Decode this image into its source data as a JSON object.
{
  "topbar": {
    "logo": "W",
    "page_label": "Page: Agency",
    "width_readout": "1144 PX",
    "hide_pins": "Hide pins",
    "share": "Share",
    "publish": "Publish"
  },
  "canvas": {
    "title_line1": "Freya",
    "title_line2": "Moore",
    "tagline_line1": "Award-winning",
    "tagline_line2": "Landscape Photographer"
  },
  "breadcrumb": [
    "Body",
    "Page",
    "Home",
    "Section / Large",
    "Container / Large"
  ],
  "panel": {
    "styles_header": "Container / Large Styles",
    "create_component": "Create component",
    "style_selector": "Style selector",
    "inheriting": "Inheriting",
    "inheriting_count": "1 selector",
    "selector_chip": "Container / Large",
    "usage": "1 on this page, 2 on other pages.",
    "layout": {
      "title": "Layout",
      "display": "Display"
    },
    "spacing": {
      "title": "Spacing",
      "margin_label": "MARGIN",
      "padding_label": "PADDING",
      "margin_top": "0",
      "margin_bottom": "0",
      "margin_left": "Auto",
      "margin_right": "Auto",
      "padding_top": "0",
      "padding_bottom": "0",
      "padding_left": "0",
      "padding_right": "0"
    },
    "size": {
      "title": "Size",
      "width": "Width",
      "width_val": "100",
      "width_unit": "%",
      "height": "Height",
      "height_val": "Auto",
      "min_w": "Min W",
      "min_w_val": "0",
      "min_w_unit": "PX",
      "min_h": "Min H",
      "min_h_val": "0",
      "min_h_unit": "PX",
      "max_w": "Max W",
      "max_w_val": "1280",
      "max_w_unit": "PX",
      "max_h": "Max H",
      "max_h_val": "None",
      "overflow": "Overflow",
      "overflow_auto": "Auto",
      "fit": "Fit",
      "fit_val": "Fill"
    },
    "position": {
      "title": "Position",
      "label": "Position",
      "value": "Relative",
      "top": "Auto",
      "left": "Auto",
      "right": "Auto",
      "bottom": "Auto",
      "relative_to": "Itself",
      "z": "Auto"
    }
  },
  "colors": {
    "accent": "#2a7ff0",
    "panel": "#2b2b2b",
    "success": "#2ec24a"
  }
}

**Given instruction**
Produce an exact copy of the whole listing.

**Written answer**
Decode this image into its source data as a JSON object.
{
  "topbar": {
    "logo": "W",
    "page_label": "Page: Agency",
    "width_readout": "1144 PX",
    "hide_pins": "Hide pins",
    "share": "Share",
    "publish": "Publish"
  },
  "canvas": {
    "title_line1": "Freya",
    "title_line2": "Moore",
    "tagline_line1": "Award-winning",
    "tagline_line2": "Landscape Photographer"
  },
  "breadcrumb": [
    "Body",
    "Page",
    "Home",
    "Section / Large",
    "Container / Large"
  ],
  "panel": {
    "styles_header": "Container / Large Styles",
    "create_component": "Create component",
    "style_selector": "Style selector",
    "inheriting": "Inheriting",
    "inheriting_count": "1 selector",
    "selector_chip": "Container / Large",
    "usage": "1 on this page, 2 on other pages.",
    "layout": {
      "title": "Layout",
      "display": "Display"
    },
    "spacing": {
      "title": "Spacing",
      "margin_label": "MARGIN",
      "padding_label": "PADDING",
      "margin_top": "0",
      "margin_bottom": "0",
      "margin_left": "Auto",
      "margin_right": "Auto",
      "padding_top": "0",
      "padding_bottom": "0",
      "padding_left": "0",
      "padding_right": "0"
    },
    "size": {
      "title": "Size",
      "width": "Width",
      "width_val": "100",
      "width_unit": "%",
      "height": "Height",
      "height_val": "Auto",
      "min_w": "Min W",
      "min_w_val": "0",
      "min_w_unit": "PX",
      "min_h": "Min H",
      "min_h_val": "0",
      "min_h_unit": "PX",
      "max_w": "Max W",
      "max_w_val": "1280",
      "max_w_unit": "PX",
      "max_h": "Max H",
      "max_h_val": "None",
      "overflow": "Overflow",
      "overflow_auto": "Auto",
      "fit": "Fit",
      "fit_val": "Fill"
    },
    "position": {
      "title": "Position",
      "label": "Position",
      "value": "Relative",
      "top": "Auto",
      "left": "Auto",
      "right": "Auto",
      "bottom": "Auto",
      "relative_to": "Itself",
      "z": "Auto"
    }
  },
  "colors": {
    "accent": "#2a7ff0",
    "panel": "#2b2b2b",
    "success": "#2ec24a"
  }
}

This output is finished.